* [DIRECTIVE]:
Print the full listing exactly.

[START TASK DATA]

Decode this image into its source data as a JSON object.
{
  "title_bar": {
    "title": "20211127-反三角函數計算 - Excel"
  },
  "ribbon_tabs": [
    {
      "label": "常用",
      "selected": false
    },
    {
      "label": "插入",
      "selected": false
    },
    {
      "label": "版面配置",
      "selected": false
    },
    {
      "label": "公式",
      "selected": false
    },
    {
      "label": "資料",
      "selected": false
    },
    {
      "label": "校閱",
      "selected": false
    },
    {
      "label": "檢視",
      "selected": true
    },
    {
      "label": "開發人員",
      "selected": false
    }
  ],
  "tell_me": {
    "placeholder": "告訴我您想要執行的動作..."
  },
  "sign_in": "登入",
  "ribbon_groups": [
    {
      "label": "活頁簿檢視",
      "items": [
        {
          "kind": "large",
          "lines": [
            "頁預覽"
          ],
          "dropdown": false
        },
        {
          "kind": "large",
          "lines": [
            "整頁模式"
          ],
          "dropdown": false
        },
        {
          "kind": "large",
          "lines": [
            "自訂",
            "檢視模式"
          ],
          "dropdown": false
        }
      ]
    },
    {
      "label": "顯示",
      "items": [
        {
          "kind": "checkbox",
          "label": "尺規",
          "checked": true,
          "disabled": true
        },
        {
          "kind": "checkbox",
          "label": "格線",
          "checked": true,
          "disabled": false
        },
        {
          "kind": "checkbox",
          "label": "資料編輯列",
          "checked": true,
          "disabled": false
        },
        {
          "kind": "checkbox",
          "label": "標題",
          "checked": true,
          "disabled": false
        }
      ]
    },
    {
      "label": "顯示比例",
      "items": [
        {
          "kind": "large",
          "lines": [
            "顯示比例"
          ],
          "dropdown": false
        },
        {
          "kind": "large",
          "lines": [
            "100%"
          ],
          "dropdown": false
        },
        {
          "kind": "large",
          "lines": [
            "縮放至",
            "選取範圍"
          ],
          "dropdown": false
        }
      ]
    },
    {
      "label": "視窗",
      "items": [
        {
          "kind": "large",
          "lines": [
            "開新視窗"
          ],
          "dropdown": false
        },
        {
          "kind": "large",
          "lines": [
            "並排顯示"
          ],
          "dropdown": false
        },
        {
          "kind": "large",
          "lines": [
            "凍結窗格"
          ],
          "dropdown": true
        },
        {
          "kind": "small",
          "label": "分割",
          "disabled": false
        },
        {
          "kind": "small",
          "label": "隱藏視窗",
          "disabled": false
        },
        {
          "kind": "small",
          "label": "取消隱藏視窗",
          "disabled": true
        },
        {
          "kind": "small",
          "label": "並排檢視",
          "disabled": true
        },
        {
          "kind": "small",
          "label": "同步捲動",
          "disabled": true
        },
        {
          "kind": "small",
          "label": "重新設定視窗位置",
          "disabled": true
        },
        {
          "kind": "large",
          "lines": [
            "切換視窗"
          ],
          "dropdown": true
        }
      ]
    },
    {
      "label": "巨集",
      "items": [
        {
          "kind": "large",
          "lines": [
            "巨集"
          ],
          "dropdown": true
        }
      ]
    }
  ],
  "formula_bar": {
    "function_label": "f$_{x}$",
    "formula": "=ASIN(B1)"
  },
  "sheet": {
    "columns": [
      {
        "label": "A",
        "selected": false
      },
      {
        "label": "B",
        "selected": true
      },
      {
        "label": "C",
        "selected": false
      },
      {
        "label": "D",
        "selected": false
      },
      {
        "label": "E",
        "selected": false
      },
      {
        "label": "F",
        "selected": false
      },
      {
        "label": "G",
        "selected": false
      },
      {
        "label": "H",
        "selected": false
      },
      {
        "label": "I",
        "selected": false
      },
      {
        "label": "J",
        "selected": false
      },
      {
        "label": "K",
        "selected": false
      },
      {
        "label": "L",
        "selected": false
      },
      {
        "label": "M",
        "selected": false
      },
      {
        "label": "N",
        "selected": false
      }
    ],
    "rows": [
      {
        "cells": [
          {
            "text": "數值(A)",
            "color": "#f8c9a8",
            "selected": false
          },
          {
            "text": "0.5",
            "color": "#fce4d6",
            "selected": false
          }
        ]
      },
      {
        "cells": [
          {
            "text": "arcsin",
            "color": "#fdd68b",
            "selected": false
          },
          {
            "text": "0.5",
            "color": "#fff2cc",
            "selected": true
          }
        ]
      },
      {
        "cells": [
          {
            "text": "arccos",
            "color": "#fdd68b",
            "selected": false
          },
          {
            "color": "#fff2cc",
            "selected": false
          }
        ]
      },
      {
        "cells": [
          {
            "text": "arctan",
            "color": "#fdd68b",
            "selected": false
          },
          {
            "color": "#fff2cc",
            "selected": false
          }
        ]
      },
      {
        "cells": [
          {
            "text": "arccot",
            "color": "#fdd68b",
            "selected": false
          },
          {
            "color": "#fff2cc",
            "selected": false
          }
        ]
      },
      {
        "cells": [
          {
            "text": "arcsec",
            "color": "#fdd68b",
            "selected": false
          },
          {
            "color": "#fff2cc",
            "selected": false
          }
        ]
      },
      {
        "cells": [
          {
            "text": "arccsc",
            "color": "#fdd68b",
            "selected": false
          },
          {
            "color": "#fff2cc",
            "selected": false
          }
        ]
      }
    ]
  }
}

[END TASK DATA]

* [RESULT FOR THIS TASK]:
Decode this image into its source data as a JSON object.
{
  "title_bar": {
    "title": "20211127-反三角函數計算 - Excel"
  },
  "ribbon_tabs": [
    {
      "label": "常用",
      "selected": false
    },
    {
      "label": "插入",
      "selected": false
    },
    {
      "label": "版面配置",
      "selected": false
    },
    {
      "label": "公式",
      "selected": false
    },
    {
      "label": "資料",
      "selected": false
    },
    {
      "label": "校閱",
      "selected": false
    },
    {
      "label": "檢視",
      "selected": true
    },
    {
      "label": "開發人員",
      "selected": false
    }
  ],
  "tell_me": {
    "placeholder": "告訴我您想要執行的動作..."
  },
  "sign_in": "登入",
  "ribbon_groups": [
    {
      "label": "活頁簿檢視",
      "items": [
        {
          "kind": "large",
          "lines": [
            "頁預覽"
          ],
          "dropdown": false
        },
        {
          "kind": "large",
          "lines": [
            "整頁模式"
          ],
          "dropdown": false
        },
        {
          "kind": "large",
          "lines": [
            "自訂",
            "檢視模式"
          ],
          "dropdown": false
        }
      ]
    },
    {
      "label": "顯示",
      "items": [
        {
          "kind": "checkbox",
          "label": "尺規",
          "checked": true,
          "disabled": true
        },
        {
          "kind": "checkbox",
          "label": "格線",
          "checked": true,
          "disabled": false
        },
        {
          "kind": "checkbox",
          "label": "資料編輯列",
          "checked": true,
          "disabled": false
        },
        {
          "kind": "checkbox",
          "label": "標題",
          "checked": true,
          "disabled": false
        }
      ]
    },
    {
      "label": "顯示比例",
      "items": [
        {
          "kind": "large",
          "lines": [
            "顯示比例"
          ],
          "dropdown": false
        },
        {
          "kind": "large",
          "lines": [
            "100%"
          ],
          "dropdown": false
        },
        {
          "kind": "large",
          "lines": [
            "縮放至",
            "選取範圍"
          ],
          "dropdown": false
        }
      ]
    },
    {
      "label": "視窗",
      "items": [
        {
          "kind": "large",
          "lines": [
            "開新視窗"
          ],
          "dropdown": false
        },
        {
          "kind": "large",
          "lines": [
            "並排顯示"
          ],
          "dropdown": false
        },
        {
          "kind": "large",
          "lines": [
            "凍結窗格"
          ],
          "dropdown": true
        },
        {
          "kind": "small",
          "label": "分割",
          "disabled": false
        },
        {
          "kind": "small",
          "label": "隱藏視窗",
          "disabled": false
        },
        {
          "kind": "small",
          "label": "取消隱藏視窗",
          "disabled": true
        },
        {
          "kind": "small",
          "label": "並排檢視",
          "disabled": true
        },
        {
          "kind": "small",
          "label": "同步捲動",
          "disabled": true
        },
        {
          "kind": "small",
          "label": "重新設定視窗位置",
          "disabled": true
        },
        {
          "kind": "large",
          "lines": [
            "切換視窗"
          ],
          "dropdown": true
        }
      ]
    },
    {
      "label": "巨集",
      "items": [
        {
          "kind": "large",
          "lines": [
            "巨集"
          ],
          "dropdown": true
        }
      ]
    }
  ],
  "formula_bar": {
    "function_label": "f$_{x}$",
    "formula": "=ASIN(B1)"
  },
  "sheet": {
    "columns": [
      {
        "label": "A",
        "selected": false
      },
      {
        "label": "B",
        "selected": true
      },
      {
        "label": "C",
        "selected": false
      },
      {
        "label": "D",
        "selected": false
      },
      {
        "label": "E",
        "selected": false
      },
      {
        "label": "F",
        "selected": false
      },
      {
        "label": "G",
        "selected": false
      },
      {
        "label": "H",
        "selected": false
      },
      {
        "label": "I",
        "selected": false
      },
      {
        "label": "J",
        "selected": false
      },
      {
        "label": "K",
        "selected": false
      },
      {
        "label": "L",
        "selected": false
      },
      {
        "label": "M",
        "selected": false
      },
      {
        "label": "N",
        "selected": false
      }
    ],
    "rows": [
      {
        "cells": [
          {
            "text": "數值(A)",
            "color": "#f8c9a8",
            "selected": false
          },
          {
            "text": "0.5",
            "color": "#fce4d6",
            "selected": false
          }
        ]
      },
      {
        "cells": [
          {
            "text": "arcsin",
            "color": "#fdd68b",
            "selected": false
          },
          {
            "text": "0.5",
            "color": "#fff2cc",
            "selected": true
          }
        ]
      },
      {
        "cells": [
          {
            "text": "arccos",
            "color": "#fdd68b",
            "selected": false
          },
          {
            "color": "#fff2cc",
            "selected": false
          }
        ]
      },
      {
        "cells": [
          {
            "text": "arctan",
            "color": "#fdd68b",
            "selected": false
          },
          {
            "color": "#fff2cc",
            "selected": false
          }
        ]
      },
      {
        "cells": [
          {
            "text": "arccot",
            "color": "#fdd68b",
            "selected": false
          },
          {
            "color": "#fff2cc",
            "selected": false
          }
        ]
      },
      {
        "cells": [
          {
            "text": "arcsec",
            "color": "#fdd68b",
            "selected": false
          },
          {
            "color": "#fff2cc",
            "selected": false
          }
        ]
      },
      {
        "cells": [
          {
            "text": "arccsc",
            "color": "#fdd68b",
            "selected": false
          },
          {
            "color": "#fff2cc",
            "selected": false
          }
        ]
      }
    ]
  }
}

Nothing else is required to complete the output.